§ **RECORDS FOR THIS TASK**

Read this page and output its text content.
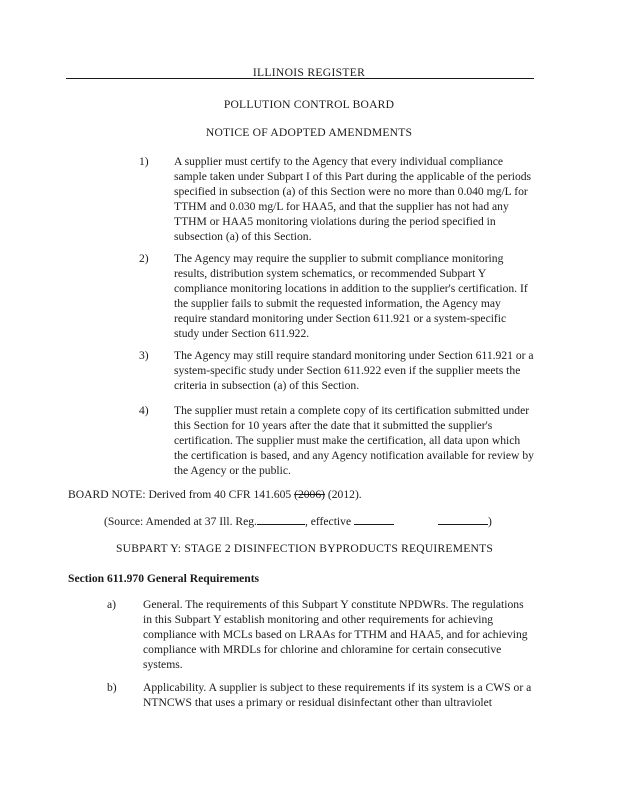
ILLINOIS REGISTER

POLLUTION CONTROL BOARD

NOTICE OF ADOPTED AMENDMENTS

1) A supplier must certify to the Agency that every individual compliance sample taken under Subpart I of this Part during the applicable of the periods specified in subsection (a) of this Section were no more than 0.040 mg/L for TTHM and 0.030 mg/L for HAA5, and that the supplier has not had any TTHM or HAA5 monitoring violations during the period specified in subsection (a) of this Section.

2) The Agency may require the supplier to submit compliance monitoring results, distribution system schematics, or recommended Subpart Y compliance monitoring locations in addition to the supplier's certification. If the supplier fails to submit the requested information, the Agency may require standard monitoring under Section 611.921 or a system-specific study under Section 611.922.

3) The Agency may still require standard monitoring under Section 611.921 or a system-specific study under Section 611.922 even if the supplier meets the criteria in subsection (a) of this Section.

4) The supplier must retain a complete copy of its certification submitted under this Section for 10 years after the date that it submitted the supplier's certification. The supplier must make the certification, all data upon which the certification is based, and any Agency notification available for review by the Agency or the public.

BOARD NOTE: Derived from 40 CFR 141.605 (2006) (2012).

(Source: Amended at 37 Ill. Reg.	, effective	)

SUBPART Y: STAGE 2 DISINFECTION BYPRODUCTS REQUIREMENTS

Section 611.970 General Requirements

a) General. The requirements of this Subpart Y constitute NPDWRs. The regulations in this Subpart Y establish monitoring and other requirements for achieving compliance with MCLs based on LRAAs for TTHM and HAA5, and for achieving compliance with MRDLs for chlorine and chloramine for certain consecutive systems.

b) Applicability. A supplier is subject to these requirements if its system is a CWS or a NTNCWS that uses a primary or residual disinfectant other than ultraviolet
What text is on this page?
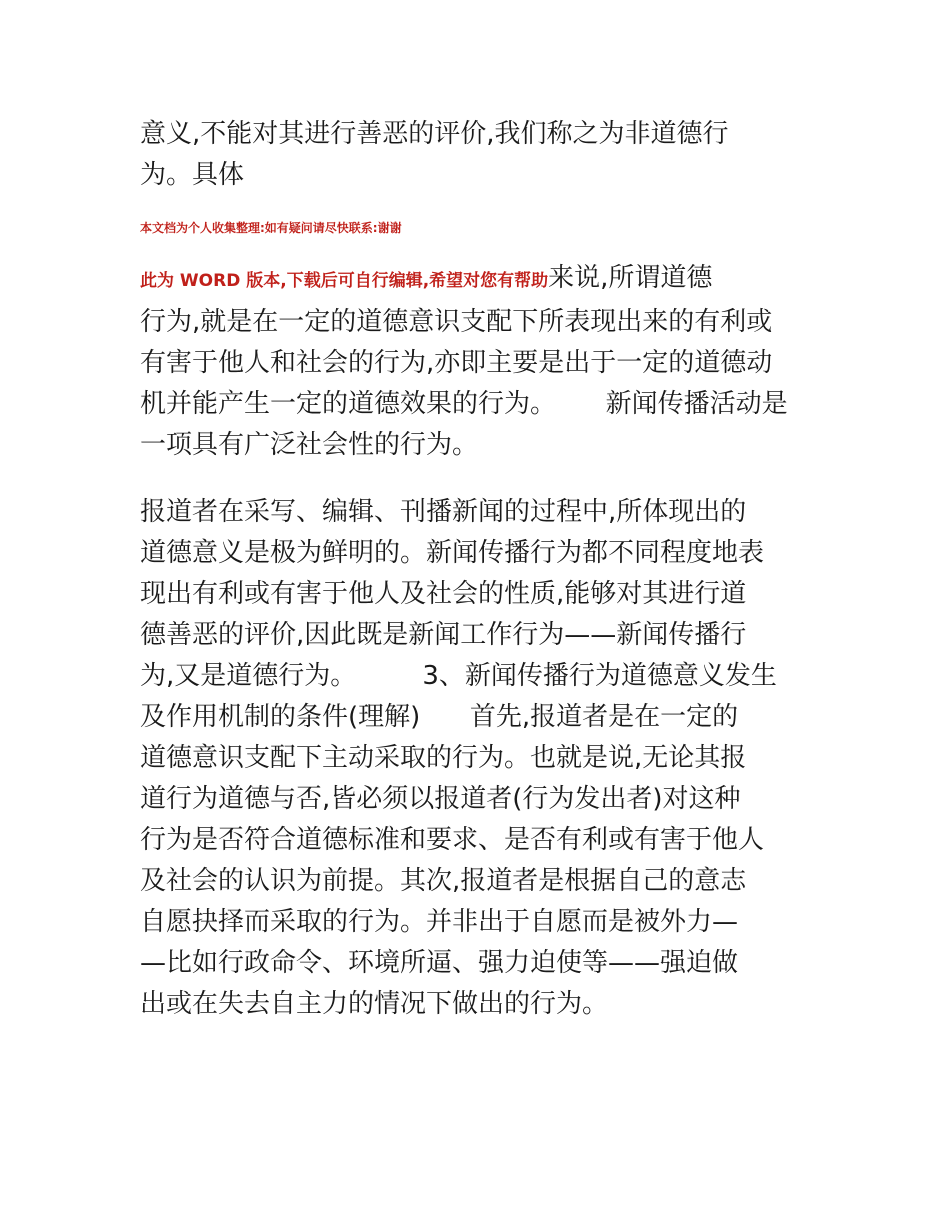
意义,不能对其进行善恶的评价,我们称之为非道德行
为。具体

本文档为个人收集整理:如有疑问请尽快联系:谢谢

此为 WORD 版本,下载后可自行编辑,希望对您有帮助来说,所谓道德
行为,就是在一定的道德意识支配下所表现出来的有利或
有害于他人和社会的行为,亦即主要是出于一定的道德动
机并能产生一定的道德效果的行为。      新闻传播活动是
一项具有广泛社会性的行为。

报道者在采写、编辑、刊播新闻的过程中,所体现出的
道德意义是极为鲜明的。新闻传播行为都不同程度地表
现出有利或有害于他人及社会的性质,能够对其进行道
德善恶的评价,因此既是新闻工作行为——新闻传播行
为,又是道德行为。        3、新闻传播行为道德意义发生
及作用机制的条件(理解)      首先,报道者是在一定的
道德意识支配下主动采取的行为。也就是说,无论其报
道行为道德与否,皆必须以报道者(行为发出者)对这种
行为是否符合道德标准和要求、是否有利或有害于他人
及社会的认识为前提。其次,报道者是根据自己的意志
自愿抉择而采取的行为。并非出于自愿而是被外力—
—比如行政命令、环境所逼、强力迫使等——强迫做
出或在失去自主力的情况下做出的行为。
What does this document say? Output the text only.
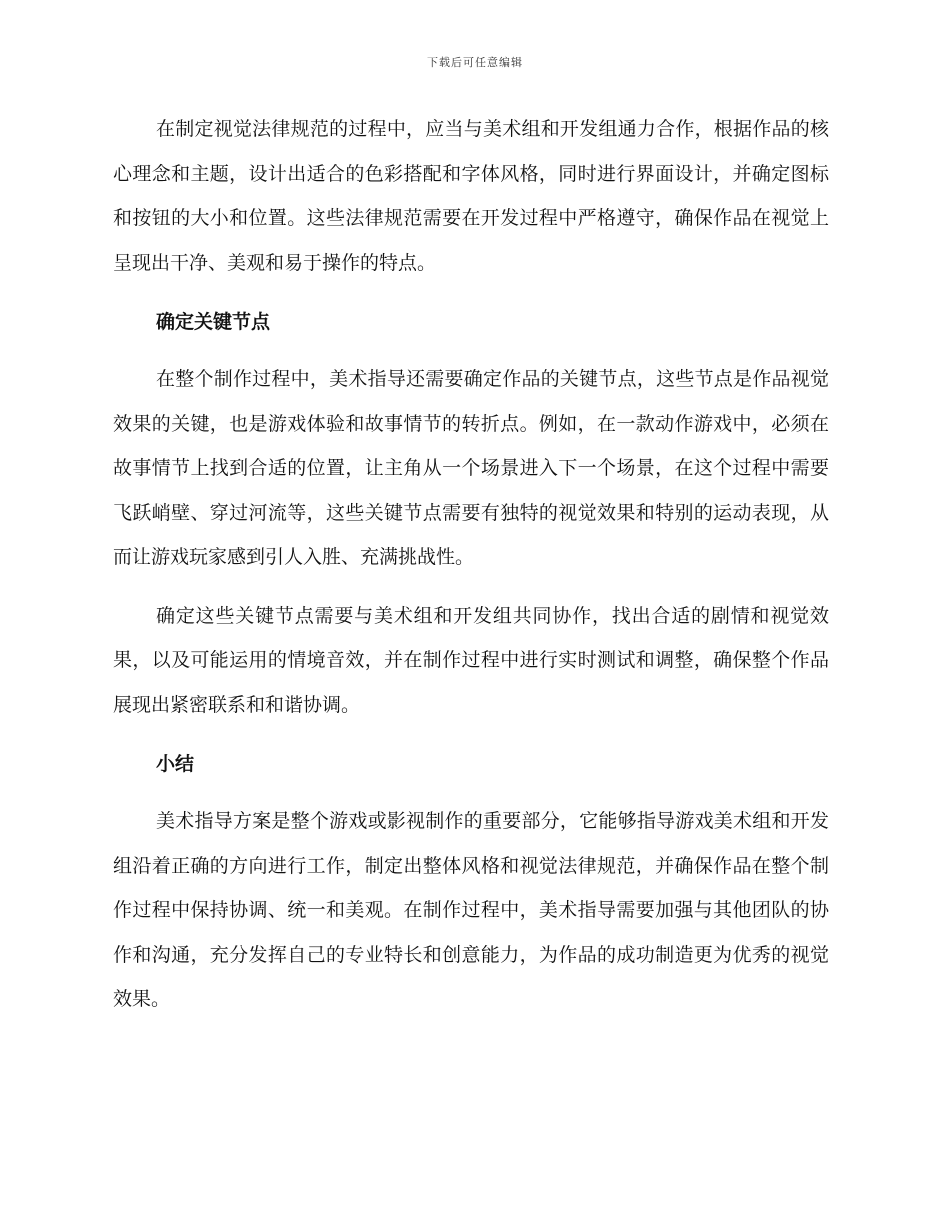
下载后可任意编辑

在制定视觉法律规范的过程中，应当与美术组和开发组通力合作，根据作品的核心理念和主题，设计出适合的色彩搭配和字体风格，同时进行界面设计，并确定图标和按钮的大小和位置。这些法律规范需要在开发过程中严格遵守，确保作品在视觉上呈现出干净、美观和易于操作的特点。

确定关键节点

在整个制作过程中，美术指导还需要确定作品的关键节点，这些节点是作品视觉效果的关键，也是游戏体验和故事情节的转折点。例如，在一款动作游戏中，必须在故事情节上找到合适的位置，让主角从一个场景进入下一个场景，在这个过程中需要飞跃峭壁、穿过河流等，这些关键节点需要有独特的视觉效果和特别的运动表现，从而让游戏玩家感到引人入胜、充满挑战性。

确定这些关键节点需要与美术组和开发组共同协作，找出合适的剧情和视觉效果，以及可能运用的情境音效，并在制作过程中进行实时测试和调整，确保整个作品展现出紧密联系和和谐协调。

小结

美术指导方案是整个游戏或影视制作的重要部分，它能够指导游戏美术组和开发组沿着正确的方向进行工作，制定出整体风格和视觉法律规范，并确保作品在整个制作过程中保持协调、统一和美观。在制作过程中，美术指导需要加强与其他团队的协作和沟通，充分发挥自己的专业特长和创意能力，为作品的成功制造更为优秀的视觉效果。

§ **TASK REQUIREMENTS**
All lines holding the word "text" should be picked out and copied.

§ **THE SOLUTION**
Read this page and output its text content.
What text is on this page?
What does this document say? Output the text only.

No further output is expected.